+++ The data +++

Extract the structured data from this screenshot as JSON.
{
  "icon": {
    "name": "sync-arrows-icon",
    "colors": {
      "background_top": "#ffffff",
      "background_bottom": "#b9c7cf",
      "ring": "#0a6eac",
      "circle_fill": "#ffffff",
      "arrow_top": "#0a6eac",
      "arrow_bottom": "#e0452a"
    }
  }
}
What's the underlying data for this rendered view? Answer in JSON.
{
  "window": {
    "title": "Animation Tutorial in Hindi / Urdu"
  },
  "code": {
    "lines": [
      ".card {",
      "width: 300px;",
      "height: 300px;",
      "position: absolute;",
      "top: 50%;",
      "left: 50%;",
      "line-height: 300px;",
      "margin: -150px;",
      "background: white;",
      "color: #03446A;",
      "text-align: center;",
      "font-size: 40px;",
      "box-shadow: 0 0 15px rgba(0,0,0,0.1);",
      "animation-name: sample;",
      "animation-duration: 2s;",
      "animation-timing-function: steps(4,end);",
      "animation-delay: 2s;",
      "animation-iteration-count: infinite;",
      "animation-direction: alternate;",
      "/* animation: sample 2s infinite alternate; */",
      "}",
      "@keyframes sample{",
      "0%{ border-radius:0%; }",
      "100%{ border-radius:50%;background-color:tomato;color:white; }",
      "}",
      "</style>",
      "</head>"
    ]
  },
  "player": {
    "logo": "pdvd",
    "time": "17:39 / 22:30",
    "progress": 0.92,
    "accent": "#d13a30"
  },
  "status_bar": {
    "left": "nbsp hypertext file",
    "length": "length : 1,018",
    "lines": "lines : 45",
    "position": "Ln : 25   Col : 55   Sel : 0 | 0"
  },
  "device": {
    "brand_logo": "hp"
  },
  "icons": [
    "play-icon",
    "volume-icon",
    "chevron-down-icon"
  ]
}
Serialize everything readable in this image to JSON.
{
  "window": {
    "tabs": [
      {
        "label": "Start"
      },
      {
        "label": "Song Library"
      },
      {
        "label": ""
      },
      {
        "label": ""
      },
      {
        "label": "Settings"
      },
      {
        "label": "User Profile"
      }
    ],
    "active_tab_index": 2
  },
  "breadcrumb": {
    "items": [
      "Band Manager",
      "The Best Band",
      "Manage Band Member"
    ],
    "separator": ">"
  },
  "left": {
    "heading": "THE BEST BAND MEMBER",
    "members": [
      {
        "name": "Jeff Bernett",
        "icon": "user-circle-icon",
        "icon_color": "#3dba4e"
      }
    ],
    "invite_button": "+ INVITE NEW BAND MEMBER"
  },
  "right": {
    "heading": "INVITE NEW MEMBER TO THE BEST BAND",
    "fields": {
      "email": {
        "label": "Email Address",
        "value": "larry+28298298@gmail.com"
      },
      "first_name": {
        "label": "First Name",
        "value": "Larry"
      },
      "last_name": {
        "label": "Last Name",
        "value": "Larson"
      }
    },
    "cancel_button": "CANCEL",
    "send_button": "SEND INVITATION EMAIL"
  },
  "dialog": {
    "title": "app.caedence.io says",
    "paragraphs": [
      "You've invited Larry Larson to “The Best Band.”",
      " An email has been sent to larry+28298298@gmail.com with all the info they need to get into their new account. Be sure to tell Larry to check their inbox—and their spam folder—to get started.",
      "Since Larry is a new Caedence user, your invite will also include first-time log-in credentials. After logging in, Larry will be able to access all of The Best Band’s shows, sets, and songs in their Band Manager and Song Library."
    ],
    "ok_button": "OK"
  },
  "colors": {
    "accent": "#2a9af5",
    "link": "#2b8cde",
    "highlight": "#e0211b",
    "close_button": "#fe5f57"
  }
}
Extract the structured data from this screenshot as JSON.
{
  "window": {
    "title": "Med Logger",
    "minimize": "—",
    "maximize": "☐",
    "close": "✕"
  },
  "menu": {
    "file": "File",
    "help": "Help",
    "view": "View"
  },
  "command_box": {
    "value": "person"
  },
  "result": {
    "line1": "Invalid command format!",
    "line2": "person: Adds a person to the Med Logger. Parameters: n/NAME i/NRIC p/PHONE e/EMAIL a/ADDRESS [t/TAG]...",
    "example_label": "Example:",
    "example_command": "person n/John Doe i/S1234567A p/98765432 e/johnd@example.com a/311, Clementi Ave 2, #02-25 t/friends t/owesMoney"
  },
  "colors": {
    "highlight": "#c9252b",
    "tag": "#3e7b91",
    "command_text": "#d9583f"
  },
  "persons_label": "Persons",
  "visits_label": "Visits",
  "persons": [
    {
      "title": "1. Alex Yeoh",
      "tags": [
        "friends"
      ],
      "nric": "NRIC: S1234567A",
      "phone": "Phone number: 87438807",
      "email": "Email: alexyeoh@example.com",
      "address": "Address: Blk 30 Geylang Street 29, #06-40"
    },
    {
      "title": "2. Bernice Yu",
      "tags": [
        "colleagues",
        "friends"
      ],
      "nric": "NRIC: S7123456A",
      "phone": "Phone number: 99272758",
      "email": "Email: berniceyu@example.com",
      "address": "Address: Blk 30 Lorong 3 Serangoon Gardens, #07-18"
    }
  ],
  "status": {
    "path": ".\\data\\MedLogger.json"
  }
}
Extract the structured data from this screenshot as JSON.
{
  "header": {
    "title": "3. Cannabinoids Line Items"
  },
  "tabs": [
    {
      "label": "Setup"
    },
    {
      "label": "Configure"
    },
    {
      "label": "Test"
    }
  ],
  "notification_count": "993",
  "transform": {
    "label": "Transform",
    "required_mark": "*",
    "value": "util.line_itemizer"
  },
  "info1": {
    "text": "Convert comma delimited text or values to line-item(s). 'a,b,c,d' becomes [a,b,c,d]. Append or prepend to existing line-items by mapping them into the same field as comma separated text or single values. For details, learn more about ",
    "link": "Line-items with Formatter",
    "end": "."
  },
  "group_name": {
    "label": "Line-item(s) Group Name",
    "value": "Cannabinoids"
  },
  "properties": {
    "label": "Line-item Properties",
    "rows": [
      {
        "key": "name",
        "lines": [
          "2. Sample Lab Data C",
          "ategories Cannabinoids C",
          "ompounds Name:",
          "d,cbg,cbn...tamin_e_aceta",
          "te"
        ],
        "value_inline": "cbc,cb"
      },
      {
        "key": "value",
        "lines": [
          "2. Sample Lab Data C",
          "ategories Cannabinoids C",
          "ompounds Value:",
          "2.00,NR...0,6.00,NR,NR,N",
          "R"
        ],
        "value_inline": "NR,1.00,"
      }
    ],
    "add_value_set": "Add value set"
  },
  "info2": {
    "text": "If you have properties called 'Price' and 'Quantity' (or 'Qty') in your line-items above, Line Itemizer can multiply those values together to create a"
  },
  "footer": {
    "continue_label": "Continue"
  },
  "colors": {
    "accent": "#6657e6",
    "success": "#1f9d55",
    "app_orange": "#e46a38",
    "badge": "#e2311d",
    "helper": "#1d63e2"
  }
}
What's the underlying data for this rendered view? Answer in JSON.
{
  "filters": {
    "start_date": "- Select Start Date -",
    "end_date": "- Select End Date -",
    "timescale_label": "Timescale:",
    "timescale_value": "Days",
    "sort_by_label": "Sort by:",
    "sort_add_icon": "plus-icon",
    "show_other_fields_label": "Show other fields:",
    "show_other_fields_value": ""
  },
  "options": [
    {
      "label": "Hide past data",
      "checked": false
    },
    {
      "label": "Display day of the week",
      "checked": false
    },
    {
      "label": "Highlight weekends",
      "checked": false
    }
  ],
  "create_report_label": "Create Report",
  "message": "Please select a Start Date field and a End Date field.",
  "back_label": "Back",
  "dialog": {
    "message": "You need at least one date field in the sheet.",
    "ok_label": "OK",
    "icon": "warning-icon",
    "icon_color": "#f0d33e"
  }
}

+++

**What is required:** Identify and extract each line of the listing that contains "Library".

**Response to the task:**
        "label": "Song Library"
      "Since Larry is a new Caedence user, your invite will also include first-time log-in credentials. After logging in, Larry will be able to access all of The Best Band’s shows, sets, and songs in their Band Manager and Song Library."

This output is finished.